**Record excerpts:**
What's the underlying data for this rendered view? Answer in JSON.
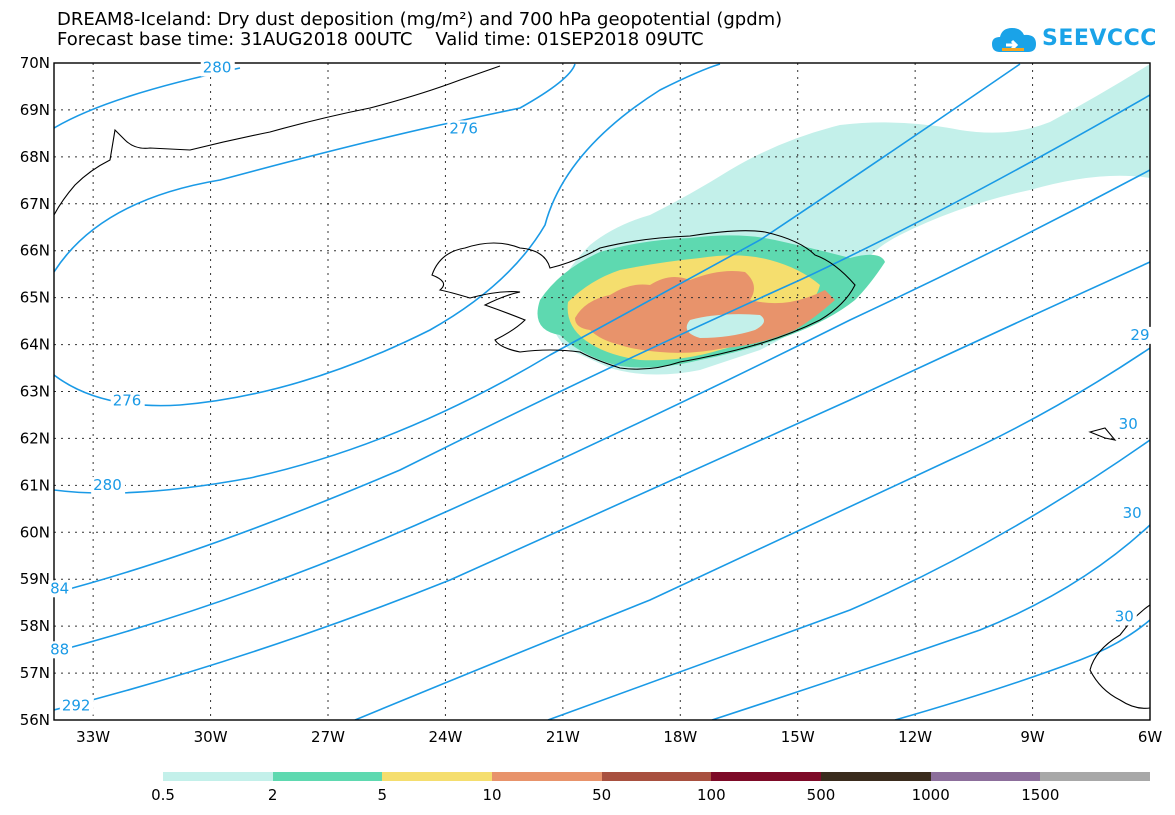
{
  "title": {
    "line1": "DREAM8-Iceland: Dry dust deposition (mg/m²) and 700 hPa geopotential (gpdm)",
    "line2": "Forecast base time: 31AUG2018 00UTC    Valid time: 01SEP2018 09UTC"
  },
  "logo": {
    "text": "SEEVCCC",
    "icon": "cloud-icon",
    "color": "#1aa3e8"
  },
  "map": {
    "lat_labels": [
      "70N",
      "69N",
      "68N",
      "67N",
      "66N",
      "65N",
      "64N",
      "63N",
      "62N",
      "61N",
      "60N",
      "59N",
      "58N",
      "57N",
      "56N"
    ],
    "lon_labels": [
      "33W",
      "30W",
      "27W",
      "24W",
      "21W",
      "18W",
      "15W",
      "12W",
      "9W",
      "6W"
    ],
    "contour_labels": [
      {
        "text": "280",
        "lon": -30.2,
        "lat": 69.8
      },
      {
        "text": "276",
        "lon": -23.9,
        "lat": 68.5
      },
      {
        "text": "276",
        "lon": -32.5,
        "lat": 62.7
      },
      {
        "text": "280",
        "lon": -33.0,
        "lat": 60.9
      },
      {
        "text": "84",
        "lon": -34.1,
        "lat": 58.7
      },
      {
        "text": "88",
        "lon": -34.1,
        "lat": 57.4
      },
      {
        "text": "292",
        "lon": -33.8,
        "lat": 56.2
      },
      {
        "text": "29",
        "lon": -6.5,
        "lat": 64.1
      },
      {
        "text": "30",
        "lon": -6.8,
        "lat": 62.2
      },
      {
        "text": "30",
        "lon": -6.7,
        "lat": 60.3
      },
      {
        "text": "30",
        "lon": -6.9,
        "lat": 58.1
      }
    ],
    "contour_color": "#1a9ae6",
    "coast_color": "#000000"
  },
  "legend": {
    "colors": [
      "#c3f0ea",
      "#5ed9b0",
      "#f5de6e",
      "#e8936b",
      "#a8503f",
      "#7d0a27",
      "#3a2b1d",
      "#8c6e9b",
      "#a8a8a8"
    ],
    "labels": [
      "0.5",
      "2",
      "5",
      "10",
      "50",
      "100",
      "500",
      "1000",
      "1500"
    ]
  }
}
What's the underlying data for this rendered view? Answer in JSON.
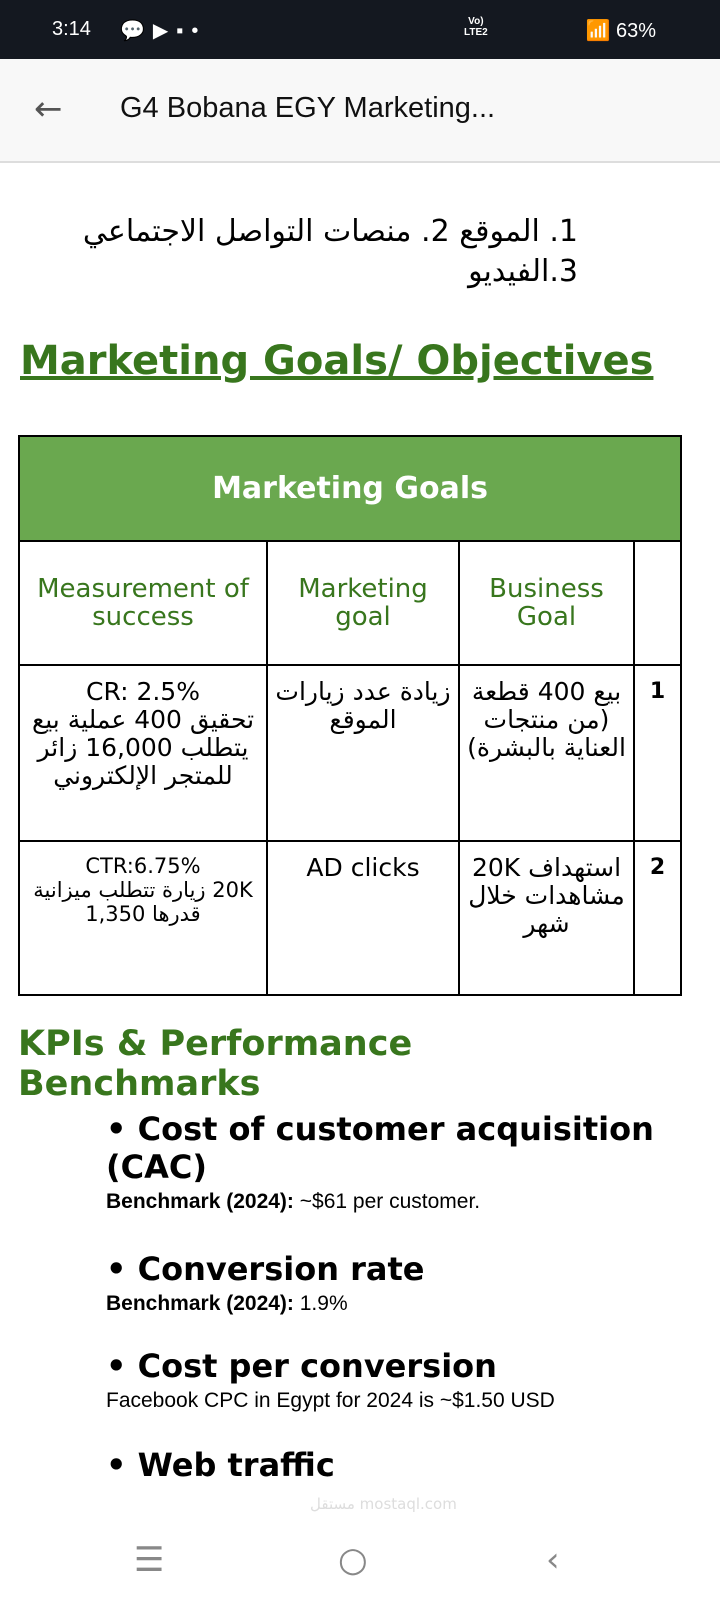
{
  "status_bar": {
    "time": "3:14",
    "battery": "63%",
    "network": "LTE2"
  },
  "app_bar": {
    "title": "G4 Bobana EGY Marketing..."
  },
  "arabic_list": "1. الموقع  2. منصات التواصل الاجتماعي 3.الفيديو",
  "section_title": "Marketing Goals/ Objectives",
  "table": {
    "title": "Marketing Goals",
    "headers": [
      "Measurement of success",
      "Marketing goal",
      "Business Goal",
      ""
    ],
    "rows": [
      {
        "num": "1",
        "business": "بيع 400 قطعة (من منتجات العناية بالبشرة)",
        "marketing": "زيادة عدد زيارات الموقع",
        "measurement_line1": "CR: 2.5%",
        "measurement_rest": "تحقيق 400 عملية بيع يتطلب 16,000 زائر للمتجر الإلكتروني"
      },
      {
        "num": "2",
        "business": "استهداف 20K مشاهدات خلال شهر",
        "marketing": "AD clicks",
        "measurement_line1": "CTR:6.75%",
        "measurement_rest": "20K زيارة تتطلب ميزانية قدرها 1,350"
      }
    ]
  },
  "kpi_title": "KPIs & Performance Benchmarks",
  "kpis": [
    {
      "title": "Cost of customer acquisition (CAC)",
      "label": "Benchmark (2024):",
      "value": " ~$61 per customer."
    },
    {
      "title": "Conversion rate",
      "label": "Benchmark (2024):",
      "value": " 1.9%"
    },
    {
      "title": "Cost per conversion",
      "label": "",
      "value": "Facebook CPC in Egypt for 2024 is ~$1.50 USD"
    },
    {
      "title": "Web traffic"
    }
  ],
  "watermark": "مستقل mostaql.com",
  "colors": {
    "accent": "#38761d",
    "header_fill": "#6aa84f"
  }
}
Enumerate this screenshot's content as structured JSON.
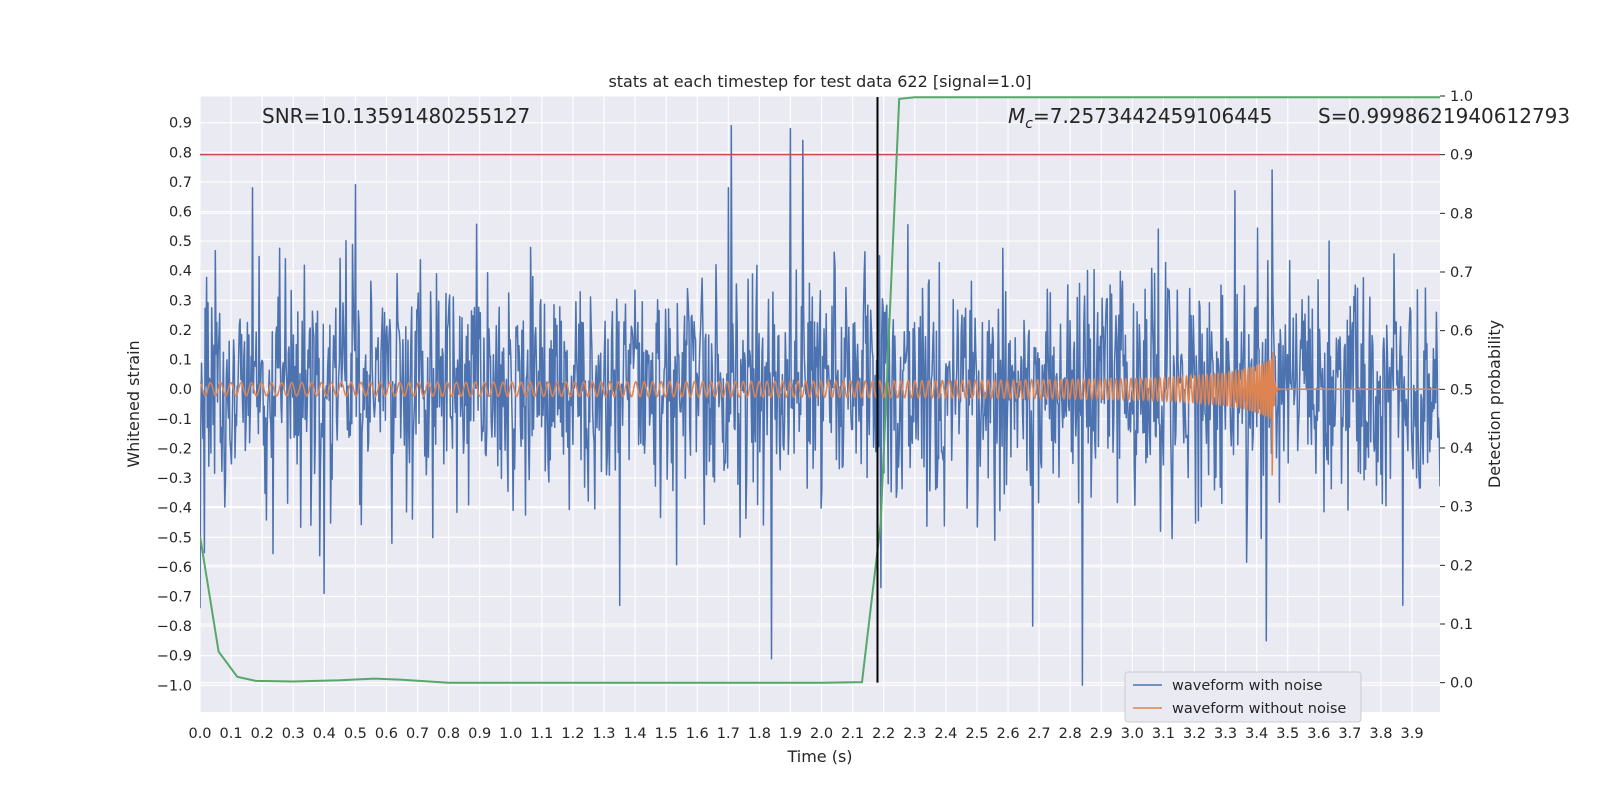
{
  "chart_data": {
    "type": "line",
    "title": "stats at each timestep for test data 622 [signal=1.0]",
    "xlabel": "Time (s)",
    "ylabel": "Whitened strain",
    "y2label": "Detection probability",
    "xlim": [
      0.0,
      3.99
    ],
    "ylim": [
      -1.09,
      0.99
    ],
    "y2lim": [
      -0.05,
      1.0
    ],
    "grid": true,
    "legend_position": "lower-right",
    "x_ticks": [
      "0.0",
      "0.1",
      "0.2",
      "0.3",
      "0.4",
      "0.5",
      "0.6",
      "0.7",
      "0.8",
      "0.9",
      "1.0",
      "1.1",
      "1.2",
      "1.3",
      "1.4",
      "1.5",
      "1.6",
      "1.7",
      "1.8",
      "1.9",
      "2.0",
      "2.1",
      "2.2",
      "2.3",
      "2.4",
      "2.5",
      "2.6",
      "2.7",
      "2.8",
      "2.9",
      "3.0",
      "3.1",
      "3.2",
      "3.3",
      "3.4",
      "3.5",
      "3.6",
      "3.7",
      "3.8",
      "3.9"
    ],
    "y_ticks": [
      "0.9",
      "0.8",
      "0.7",
      "0.6",
      "0.5",
      "0.4",
      "0.3",
      "0.2",
      "0.1",
      "0.0",
      "−0.1",
      "−0.2",
      "−0.3",
      "−0.4",
      "−0.5",
      "−0.6",
      "−0.7",
      "−0.8",
      "−0.9",
      "−1.0"
    ],
    "y2_ticks": [
      "1.0",
      "0.9",
      "0.8",
      "0.7",
      "0.6",
      "0.5",
      "0.4",
      "0.3",
      "0.2",
      "0.1",
      "0.0"
    ],
    "annotations": {
      "snr": "SNR=10.13591480255127",
      "mc_symbol": "M",
      "mc_subscript": "c",
      "mc_value": "=7.2573442459106445",
      "s": "S=0.9998621940612793"
    },
    "threshold": {
      "y2": 0.9,
      "color": "#c44e52"
    },
    "vertical_marker": {
      "x": 2.18,
      "color": "#000000"
    },
    "series": [
      {
        "name": "waveform with noise",
        "color": "#4c72b0",
        "axis": "left",
        "kind": "noise",
        "envelope": [
          0.35,
          0.45
        ],
        "peaks": [
          {
            "x": 0.0,
            "y": -0.74
          },
          {
            "x": 0.17,
            "y": 0.68
          },
          {
            "x": 0.5,
            "y": 0.69
          },
          {
            "x": 0.4,
            "y": -0.69
          },
          {
            "x": 1.35,
            "y": -0.73
          },
          {
            "x": 1.7,
            "y": 0.68
          },
          {
            "x": 1.71,
            "y": 0.89
          },
          {
            "x": 1.84,
            "y": -0.91
          },
          {
            "x": 1.9,
            "y": 0.88
          },
          {
            "x": 1.94,
            "y": 0.84
          },
          {
            "x": 2.19,
            "y": -0.67
          },
          {
            "x": 2.68,
            "y": -0.8
          },
          {
            "x": 2.84,
            "y": -1.0
          },
          {
            "x": 3.43,
            "y": -0.85
          },
          {
            "x": 3.45,
            "y": 0.74
          },
          {
            "x": 3.87,
            "y": -0.73
          },
          {
            "x": 3.33,
            "y": 0.67
          }
        ]
      },
      {
        "name": "waveform without noise",
        "color": "#dd8452",
        "axis": "left",
        "kind": "chirp",
        "merger_time": 3.45,
        "amplitude_start": 0.022,
        "amplitude_peak": 0.31,
        "frequency_start": 30,
        "frequency_end": 150
      },
      {
        "name": "",
        "color": "#55a868",
        "axis": "right",
        "kind": "probability",
        "x": [
          0.0,
          0.06,
          0.12,
          0.18,
          0.3,
          0.45,
          0.56,
          0.65,
          0.8,
          1.0,
          1.5,
          2.0,
          2.13,
          2.19,
          2.25,
          2.3,
          2.6,
          3.0,
          3.99
        ],
        "y": [
          0.25,
          0.053,
          0.01,
          0.003,
          0.002,
          0.004,
          0.007,
          0.005,
          0.0,
          0.0,
          0.0,
          0.0,
          0.001,
          0.27,
          0.995,
          0.998,
          0.998,
          0.998,
          0.998
        ]
      }
    ],
    "legend": [
      "waveform with noise",
      "waveform without noise"
    ]
  }
}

**Task description:**
In the material above, show every line where the word "right" turns up.

**Full solution:**
    "legend_position": "lower-right",
        "axis": "right",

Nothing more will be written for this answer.